> **YOUR GOAL**
Pictures are not part of the copy; repeat everything else in the records exactly.

> **DATASET RECORDS**

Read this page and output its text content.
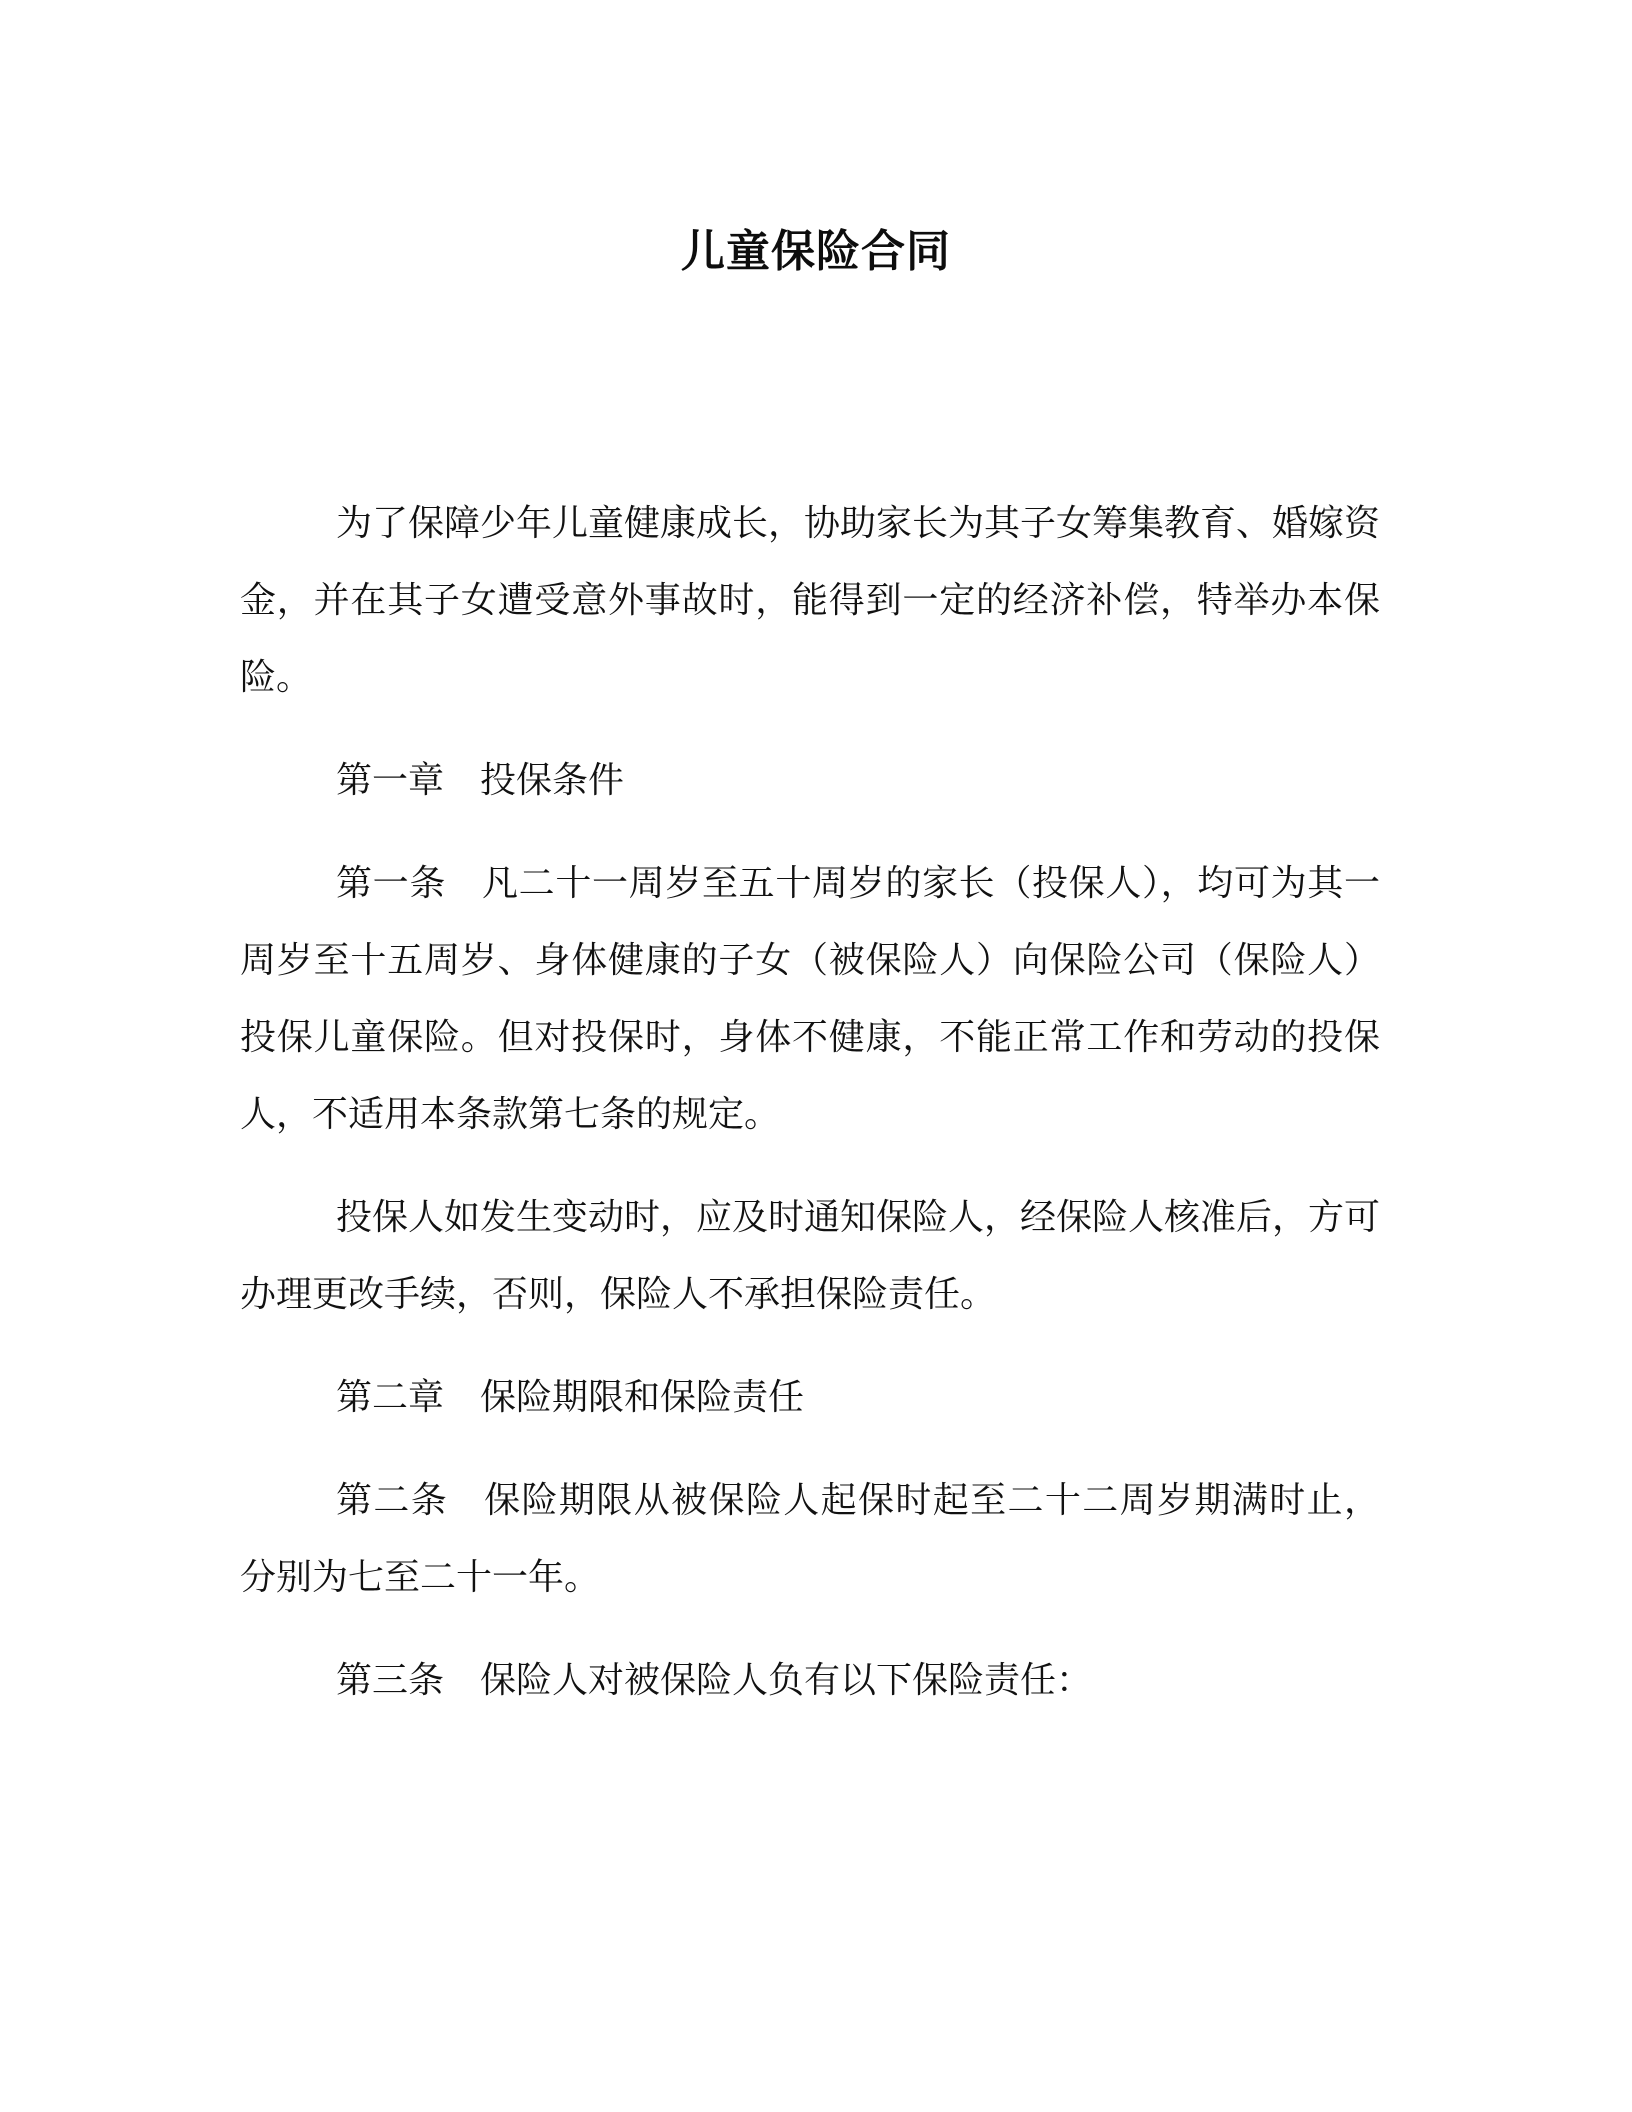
儿童保险合同

为了保障少年儿童健康成长，协助家长为其子女筹集教育、婚嫁资金，并在其子女遭受意外事故时，能得到一定的经济补偿，特举办本保险。

第一章 投保条件

第一条 凡二十一周岁至五十周岁的家长（投保人），均可为其一周岁至十五周岁、身体健康的子女（被保险人）向保险公司（保险人）投保儿童保险。但对投保时，身体不健康，不能正常工作和劳动的投保人，不适用本条款第七条的规定。

投保人如发生变动时，应及时通知保险人，经保险人核准后，方可办理更改手续，否则，保险人不承担保险责任。

第二章 保险期限和保险责任

第二条 保险期限从被保险人起保时起至二十二周岁期满时止，分别为七至二十一年。

第三条 保险人对被保险人负有以下保险责任：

> **OUTPUT**
Read this page and output its text content.
儿童保险合同

为了保障少年儿童健康成长，协助家长为其子女筹集教育、婚嫁资金，并在其子女遭受意外事故时，能得到一定的经济补偿，特举办本保险。

第一章 投保条件

第一条 凡二十一周岁至五十周岁的家长（投保人），均可为其一周岁至十五周岁、身体健康的子女（被保险人）向保险公司（保险人）投保儿童保险。但对投保时，身体不健康，不能正常工作和劳动的投保人，不适用本条款第七条的规定。

投保人如发生变动时，应及时通知保险人，经保险人核准后，方可办理更改手续，否则，保险人不承担保险责任。

第二章 保险期限和保险责任

第二条 保险期限从被保险人起保时起至二十二周岁期满时止，分别为七至二十一年。

第三条 保险人对被保险人负有以下保险责任：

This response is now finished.